(Stored records)
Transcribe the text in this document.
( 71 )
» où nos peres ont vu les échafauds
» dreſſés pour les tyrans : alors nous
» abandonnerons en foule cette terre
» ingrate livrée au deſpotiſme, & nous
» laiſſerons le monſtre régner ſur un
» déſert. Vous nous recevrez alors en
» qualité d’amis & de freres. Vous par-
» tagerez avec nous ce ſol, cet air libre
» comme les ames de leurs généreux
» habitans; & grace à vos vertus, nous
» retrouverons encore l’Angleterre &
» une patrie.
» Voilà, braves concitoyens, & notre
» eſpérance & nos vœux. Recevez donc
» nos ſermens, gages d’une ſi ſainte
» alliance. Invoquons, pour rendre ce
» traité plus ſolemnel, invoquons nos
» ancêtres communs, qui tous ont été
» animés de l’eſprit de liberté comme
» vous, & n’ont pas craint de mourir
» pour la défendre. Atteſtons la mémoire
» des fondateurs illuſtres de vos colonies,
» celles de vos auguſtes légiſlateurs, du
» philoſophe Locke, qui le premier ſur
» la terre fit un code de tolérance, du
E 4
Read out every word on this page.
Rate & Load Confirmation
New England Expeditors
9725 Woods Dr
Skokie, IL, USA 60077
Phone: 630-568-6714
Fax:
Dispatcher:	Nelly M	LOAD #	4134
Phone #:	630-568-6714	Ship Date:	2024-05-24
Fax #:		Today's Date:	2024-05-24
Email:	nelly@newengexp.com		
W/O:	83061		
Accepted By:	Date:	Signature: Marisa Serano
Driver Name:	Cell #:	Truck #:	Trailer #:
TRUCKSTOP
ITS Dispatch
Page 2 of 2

■ **WORK REQUIRED**
In the entries above, find the line containing "Read out every word on this page.". Set down that line and every line after it through the last one, exactly and alone.

■ **RESULT FOR THIS EXERCISE**
Read out every word on this page.
Rate & Load Confirmation
New England Expeditors
9725 Woods Dr
Skokie, IL, USA 60077
Phone: 630-568-6714
Fax:
Dispatcher:	Nelly M	LOAD #	4134
Phone #:	630-568-6714	Ship Date:	2024-05-24
Fax #:		Today's Date:	2024-05-24
Email:	nelly@newengexp.com		
W/O:	83061		
Accepted By:	Date:	Signature: Marisa Serano
Driver Name:	Cell #:	Truck #:	Trailer #:
TRUCKSTOP
ITS Dispatch
Page 2 of 2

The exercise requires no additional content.